** BEGIN **

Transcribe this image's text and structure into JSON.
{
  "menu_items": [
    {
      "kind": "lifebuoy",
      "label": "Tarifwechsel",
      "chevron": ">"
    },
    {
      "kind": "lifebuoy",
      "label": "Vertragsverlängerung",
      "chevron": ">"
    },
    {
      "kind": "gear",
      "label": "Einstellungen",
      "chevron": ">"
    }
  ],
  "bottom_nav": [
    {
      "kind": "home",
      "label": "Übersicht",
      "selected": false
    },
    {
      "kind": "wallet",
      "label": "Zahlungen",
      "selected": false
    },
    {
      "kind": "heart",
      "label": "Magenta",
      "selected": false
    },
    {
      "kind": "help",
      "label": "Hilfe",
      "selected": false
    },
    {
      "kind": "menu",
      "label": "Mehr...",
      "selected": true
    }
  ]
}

** END **

● GOAL
Repeat each record in full; every line must match exactly.

● WRITTEN ANSWER
Transcribe this image's text and structure into JSON.
{
  "menu_items": [
    {
      "kind": "lifebuoy",
      "label": "Tarifwechsel",
      "chevron": ">"
    },
    {
      "kind": "lifebuoy",
      "label": "Vertragsverlängerung",
      "chevron": ">"
    },
    {
      "kind": "gear",
      "label": "Einstellungen",
      "chevron": ">"
    }
  ],
  "bottom_nav": [
    {
      "kind": "home",
      "label": "Übersicht",
      "selected": false
    },
    {
      "kind": "wallet",
      "label": "Zahlungen",
      "selected": false
    },
    {
      "kind": "heart",
      "label": "Magenta",
      "selected": false
    },
    {
      "kind": "help",
      "label": "Hilfe",
      "selected": false
    },
    {
      "kind": "menu",
      "label": "Mehr...",
      "selected": true
    }
  ]
}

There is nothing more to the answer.